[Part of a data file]
####

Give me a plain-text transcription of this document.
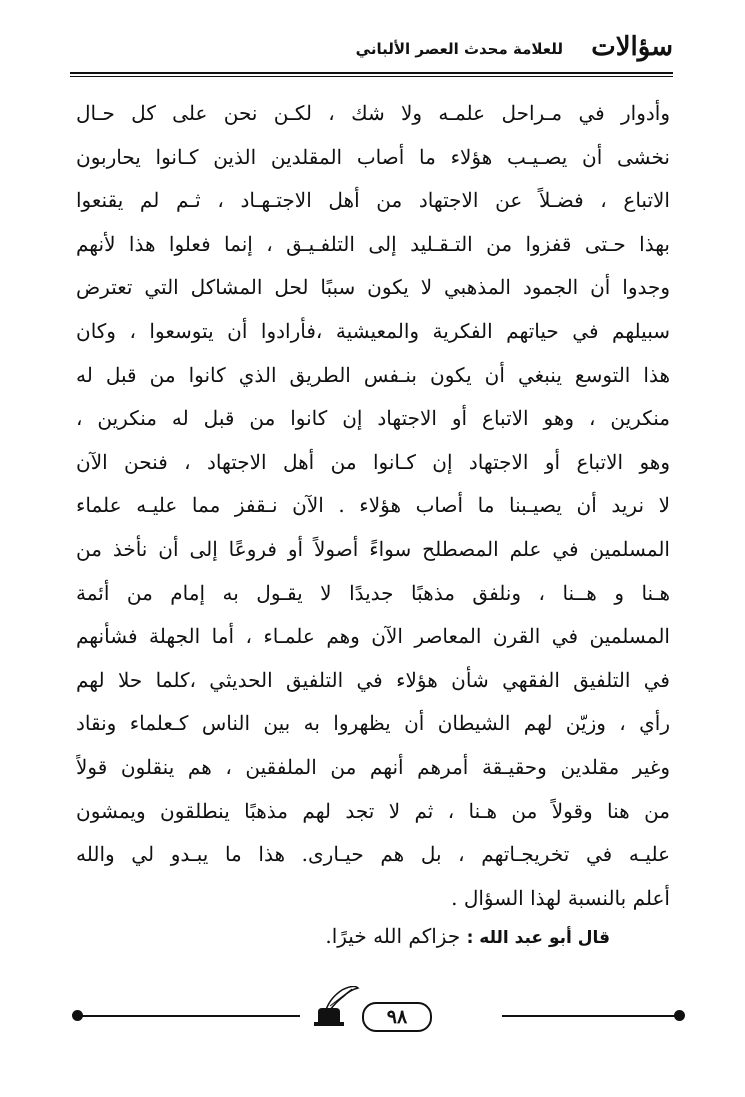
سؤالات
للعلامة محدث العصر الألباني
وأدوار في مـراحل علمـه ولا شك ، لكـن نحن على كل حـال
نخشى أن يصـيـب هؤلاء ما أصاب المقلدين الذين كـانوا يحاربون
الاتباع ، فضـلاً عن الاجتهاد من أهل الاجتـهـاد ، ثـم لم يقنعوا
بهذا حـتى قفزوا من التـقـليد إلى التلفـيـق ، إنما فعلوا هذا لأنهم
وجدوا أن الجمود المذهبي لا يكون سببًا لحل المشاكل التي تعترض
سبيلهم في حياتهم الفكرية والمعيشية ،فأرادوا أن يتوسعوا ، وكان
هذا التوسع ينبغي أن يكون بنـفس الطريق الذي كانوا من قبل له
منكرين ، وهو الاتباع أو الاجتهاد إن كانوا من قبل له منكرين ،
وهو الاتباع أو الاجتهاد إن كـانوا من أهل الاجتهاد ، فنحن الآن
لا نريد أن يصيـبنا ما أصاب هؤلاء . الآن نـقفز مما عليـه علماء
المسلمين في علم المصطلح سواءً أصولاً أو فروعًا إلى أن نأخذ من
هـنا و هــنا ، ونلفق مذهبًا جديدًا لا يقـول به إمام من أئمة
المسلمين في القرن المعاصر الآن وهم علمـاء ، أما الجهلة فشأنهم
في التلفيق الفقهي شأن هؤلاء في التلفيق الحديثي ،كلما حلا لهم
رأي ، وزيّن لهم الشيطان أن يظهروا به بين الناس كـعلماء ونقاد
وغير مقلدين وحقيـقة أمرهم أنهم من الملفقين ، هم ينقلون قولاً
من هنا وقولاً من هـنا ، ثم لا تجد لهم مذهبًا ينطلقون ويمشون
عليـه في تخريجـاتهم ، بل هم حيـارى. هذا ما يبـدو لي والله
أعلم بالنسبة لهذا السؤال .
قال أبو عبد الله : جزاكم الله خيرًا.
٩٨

####

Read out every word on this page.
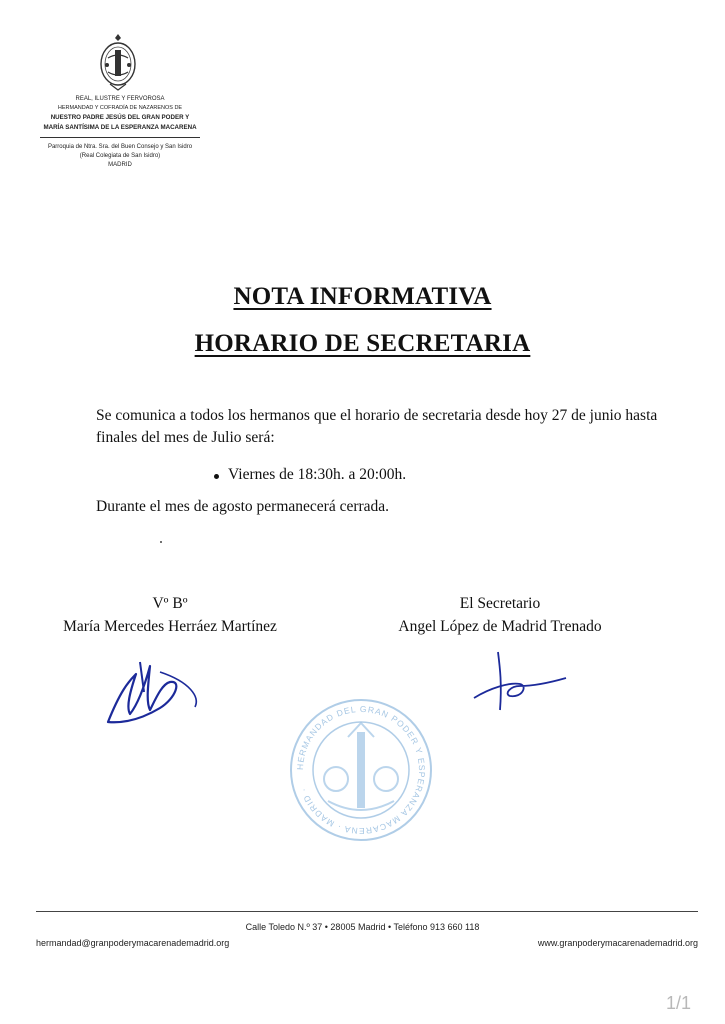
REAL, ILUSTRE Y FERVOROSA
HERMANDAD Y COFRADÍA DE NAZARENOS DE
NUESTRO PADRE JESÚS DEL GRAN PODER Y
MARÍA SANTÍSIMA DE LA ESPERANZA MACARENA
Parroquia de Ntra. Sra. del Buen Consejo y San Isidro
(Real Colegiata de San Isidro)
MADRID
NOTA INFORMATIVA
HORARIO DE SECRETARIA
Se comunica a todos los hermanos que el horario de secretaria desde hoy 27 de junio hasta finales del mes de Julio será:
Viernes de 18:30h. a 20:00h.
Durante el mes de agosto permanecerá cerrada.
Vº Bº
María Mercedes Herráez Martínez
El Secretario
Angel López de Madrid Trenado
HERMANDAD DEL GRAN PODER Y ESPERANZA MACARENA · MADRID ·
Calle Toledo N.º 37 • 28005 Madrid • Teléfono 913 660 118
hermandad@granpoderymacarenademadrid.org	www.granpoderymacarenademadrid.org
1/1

####

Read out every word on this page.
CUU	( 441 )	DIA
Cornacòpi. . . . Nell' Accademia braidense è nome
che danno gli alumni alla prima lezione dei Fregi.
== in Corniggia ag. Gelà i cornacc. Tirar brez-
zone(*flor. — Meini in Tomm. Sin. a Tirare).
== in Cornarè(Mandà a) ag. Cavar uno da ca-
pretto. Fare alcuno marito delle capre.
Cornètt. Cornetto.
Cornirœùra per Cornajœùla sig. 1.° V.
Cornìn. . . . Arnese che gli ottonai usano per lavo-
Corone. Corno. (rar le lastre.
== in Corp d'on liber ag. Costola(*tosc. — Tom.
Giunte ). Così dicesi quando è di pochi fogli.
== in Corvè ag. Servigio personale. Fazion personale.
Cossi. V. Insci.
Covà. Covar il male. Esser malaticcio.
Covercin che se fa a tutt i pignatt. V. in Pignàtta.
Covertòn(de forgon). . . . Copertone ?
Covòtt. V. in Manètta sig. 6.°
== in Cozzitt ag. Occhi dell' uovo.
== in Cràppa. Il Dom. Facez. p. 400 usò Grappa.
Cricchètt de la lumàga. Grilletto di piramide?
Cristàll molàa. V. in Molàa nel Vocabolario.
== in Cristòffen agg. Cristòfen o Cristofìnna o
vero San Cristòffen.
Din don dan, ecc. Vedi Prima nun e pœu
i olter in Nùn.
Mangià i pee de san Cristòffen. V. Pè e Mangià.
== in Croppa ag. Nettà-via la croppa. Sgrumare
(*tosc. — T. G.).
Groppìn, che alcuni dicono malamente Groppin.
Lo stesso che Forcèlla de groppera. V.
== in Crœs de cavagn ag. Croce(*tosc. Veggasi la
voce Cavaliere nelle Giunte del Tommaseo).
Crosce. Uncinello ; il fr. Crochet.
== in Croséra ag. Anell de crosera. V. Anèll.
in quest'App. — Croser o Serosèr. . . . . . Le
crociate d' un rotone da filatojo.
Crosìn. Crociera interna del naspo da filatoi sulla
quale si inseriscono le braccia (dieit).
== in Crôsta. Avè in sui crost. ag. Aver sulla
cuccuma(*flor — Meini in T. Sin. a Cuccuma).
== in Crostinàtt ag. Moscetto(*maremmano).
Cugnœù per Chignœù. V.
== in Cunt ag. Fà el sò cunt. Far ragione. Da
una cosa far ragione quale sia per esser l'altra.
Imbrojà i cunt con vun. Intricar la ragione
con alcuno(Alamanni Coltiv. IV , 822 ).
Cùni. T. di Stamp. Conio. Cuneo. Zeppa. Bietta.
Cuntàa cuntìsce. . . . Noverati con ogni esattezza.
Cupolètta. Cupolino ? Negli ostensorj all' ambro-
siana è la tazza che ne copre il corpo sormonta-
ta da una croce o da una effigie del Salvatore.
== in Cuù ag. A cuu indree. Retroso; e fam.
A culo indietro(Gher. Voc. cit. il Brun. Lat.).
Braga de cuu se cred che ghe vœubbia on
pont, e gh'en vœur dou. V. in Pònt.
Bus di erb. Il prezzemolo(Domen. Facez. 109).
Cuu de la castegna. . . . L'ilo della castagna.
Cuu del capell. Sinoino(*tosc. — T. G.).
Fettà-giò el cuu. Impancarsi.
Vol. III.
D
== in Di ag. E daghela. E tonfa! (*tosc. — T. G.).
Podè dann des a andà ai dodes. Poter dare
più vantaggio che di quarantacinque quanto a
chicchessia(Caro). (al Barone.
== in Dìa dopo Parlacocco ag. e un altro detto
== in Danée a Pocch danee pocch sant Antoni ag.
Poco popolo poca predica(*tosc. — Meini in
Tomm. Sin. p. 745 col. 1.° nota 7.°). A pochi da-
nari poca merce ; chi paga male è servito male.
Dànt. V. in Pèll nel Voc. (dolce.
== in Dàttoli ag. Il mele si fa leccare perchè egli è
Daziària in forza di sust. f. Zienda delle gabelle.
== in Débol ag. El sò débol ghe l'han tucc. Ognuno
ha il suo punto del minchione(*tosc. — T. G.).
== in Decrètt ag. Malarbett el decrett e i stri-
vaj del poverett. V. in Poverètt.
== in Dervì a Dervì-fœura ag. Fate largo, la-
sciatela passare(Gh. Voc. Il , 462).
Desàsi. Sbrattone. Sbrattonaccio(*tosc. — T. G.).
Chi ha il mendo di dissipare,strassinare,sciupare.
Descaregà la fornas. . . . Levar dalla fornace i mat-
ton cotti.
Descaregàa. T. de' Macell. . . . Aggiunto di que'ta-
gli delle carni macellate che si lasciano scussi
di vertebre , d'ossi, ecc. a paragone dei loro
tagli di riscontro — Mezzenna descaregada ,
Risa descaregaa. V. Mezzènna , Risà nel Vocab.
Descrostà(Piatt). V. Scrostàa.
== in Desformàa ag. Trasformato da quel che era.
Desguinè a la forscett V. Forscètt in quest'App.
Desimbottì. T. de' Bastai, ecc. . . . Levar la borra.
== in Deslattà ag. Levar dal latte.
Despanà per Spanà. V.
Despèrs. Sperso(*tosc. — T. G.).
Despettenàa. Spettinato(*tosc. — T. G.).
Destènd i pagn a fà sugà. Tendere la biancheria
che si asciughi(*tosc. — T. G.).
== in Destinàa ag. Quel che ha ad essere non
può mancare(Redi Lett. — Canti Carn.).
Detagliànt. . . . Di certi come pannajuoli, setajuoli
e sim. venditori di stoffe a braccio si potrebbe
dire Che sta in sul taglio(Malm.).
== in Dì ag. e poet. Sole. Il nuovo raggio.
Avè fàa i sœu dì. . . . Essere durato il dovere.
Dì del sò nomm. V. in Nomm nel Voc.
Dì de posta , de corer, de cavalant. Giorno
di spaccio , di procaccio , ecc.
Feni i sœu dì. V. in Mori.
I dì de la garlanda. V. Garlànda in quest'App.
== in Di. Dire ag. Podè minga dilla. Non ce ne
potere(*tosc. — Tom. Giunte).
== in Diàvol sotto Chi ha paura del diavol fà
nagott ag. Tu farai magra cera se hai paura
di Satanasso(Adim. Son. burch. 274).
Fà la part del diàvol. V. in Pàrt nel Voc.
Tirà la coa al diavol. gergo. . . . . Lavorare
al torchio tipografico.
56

####

— WHAT YOU SHOULD DO —
From the listing, copy each line containing the word "quest".

— THE SOLUTION —
in quest'App. — Croser o Serosèr. . . . . . Le
Desguinè a la forscett V. Forscètt in quest'App.
I dì de la garlanda. V. Garlànda in quest'App.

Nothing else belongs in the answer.